| THE EXERCISE |
Go through the entries and count the lines with the string "your" in them. Give only that number.

[Source records]

········

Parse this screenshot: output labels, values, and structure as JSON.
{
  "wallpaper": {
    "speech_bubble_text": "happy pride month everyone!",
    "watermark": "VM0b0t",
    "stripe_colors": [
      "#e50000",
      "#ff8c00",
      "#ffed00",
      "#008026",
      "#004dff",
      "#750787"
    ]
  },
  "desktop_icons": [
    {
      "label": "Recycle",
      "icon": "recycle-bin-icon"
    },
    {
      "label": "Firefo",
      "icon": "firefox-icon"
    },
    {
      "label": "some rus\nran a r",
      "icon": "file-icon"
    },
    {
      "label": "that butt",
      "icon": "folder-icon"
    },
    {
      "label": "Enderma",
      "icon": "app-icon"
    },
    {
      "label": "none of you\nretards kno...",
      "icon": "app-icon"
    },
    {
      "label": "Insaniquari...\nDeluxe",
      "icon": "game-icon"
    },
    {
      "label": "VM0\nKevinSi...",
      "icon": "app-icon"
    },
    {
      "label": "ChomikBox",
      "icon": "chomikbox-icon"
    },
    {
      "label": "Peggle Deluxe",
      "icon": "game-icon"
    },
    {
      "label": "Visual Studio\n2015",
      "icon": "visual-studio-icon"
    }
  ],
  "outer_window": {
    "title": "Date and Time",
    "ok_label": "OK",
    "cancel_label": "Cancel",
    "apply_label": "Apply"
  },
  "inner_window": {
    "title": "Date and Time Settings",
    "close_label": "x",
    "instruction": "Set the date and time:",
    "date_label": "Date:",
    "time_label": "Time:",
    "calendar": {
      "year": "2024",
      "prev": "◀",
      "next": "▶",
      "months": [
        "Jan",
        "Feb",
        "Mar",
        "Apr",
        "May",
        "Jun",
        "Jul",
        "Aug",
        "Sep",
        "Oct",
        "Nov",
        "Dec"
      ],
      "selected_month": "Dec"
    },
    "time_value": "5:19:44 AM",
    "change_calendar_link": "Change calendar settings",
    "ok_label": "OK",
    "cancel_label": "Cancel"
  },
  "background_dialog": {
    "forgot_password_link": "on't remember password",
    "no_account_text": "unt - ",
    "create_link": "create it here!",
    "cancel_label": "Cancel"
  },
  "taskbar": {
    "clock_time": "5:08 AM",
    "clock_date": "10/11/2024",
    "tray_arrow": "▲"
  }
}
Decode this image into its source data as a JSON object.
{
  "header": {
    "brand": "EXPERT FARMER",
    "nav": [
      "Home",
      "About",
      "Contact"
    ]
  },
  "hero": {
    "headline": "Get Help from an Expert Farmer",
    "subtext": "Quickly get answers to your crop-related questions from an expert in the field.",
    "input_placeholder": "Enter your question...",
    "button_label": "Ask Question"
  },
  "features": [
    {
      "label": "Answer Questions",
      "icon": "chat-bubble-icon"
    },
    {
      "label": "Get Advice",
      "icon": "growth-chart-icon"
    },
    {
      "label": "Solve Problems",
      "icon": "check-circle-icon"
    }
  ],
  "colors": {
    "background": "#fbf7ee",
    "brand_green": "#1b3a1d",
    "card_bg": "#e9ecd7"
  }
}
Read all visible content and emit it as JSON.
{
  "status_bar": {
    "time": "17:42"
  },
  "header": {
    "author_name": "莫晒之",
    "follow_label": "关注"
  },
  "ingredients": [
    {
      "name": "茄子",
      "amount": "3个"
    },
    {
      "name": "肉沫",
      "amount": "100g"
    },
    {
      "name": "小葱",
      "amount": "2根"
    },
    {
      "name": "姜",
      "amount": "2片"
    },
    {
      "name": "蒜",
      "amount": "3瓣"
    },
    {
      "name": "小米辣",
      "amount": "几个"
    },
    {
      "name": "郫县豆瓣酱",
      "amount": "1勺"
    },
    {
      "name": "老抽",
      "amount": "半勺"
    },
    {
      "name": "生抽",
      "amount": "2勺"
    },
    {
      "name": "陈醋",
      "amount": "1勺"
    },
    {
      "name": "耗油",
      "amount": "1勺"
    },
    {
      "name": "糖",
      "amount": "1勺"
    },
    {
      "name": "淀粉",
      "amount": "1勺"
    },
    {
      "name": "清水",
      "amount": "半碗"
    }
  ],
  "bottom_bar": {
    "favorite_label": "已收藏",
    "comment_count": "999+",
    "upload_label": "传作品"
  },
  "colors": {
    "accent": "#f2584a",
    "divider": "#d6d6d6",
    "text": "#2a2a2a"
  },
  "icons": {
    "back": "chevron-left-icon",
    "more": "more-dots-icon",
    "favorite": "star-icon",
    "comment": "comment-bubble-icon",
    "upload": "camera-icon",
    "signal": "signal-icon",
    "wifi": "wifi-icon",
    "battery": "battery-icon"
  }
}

········

| ANSWER TO THIS PROBLEM |
2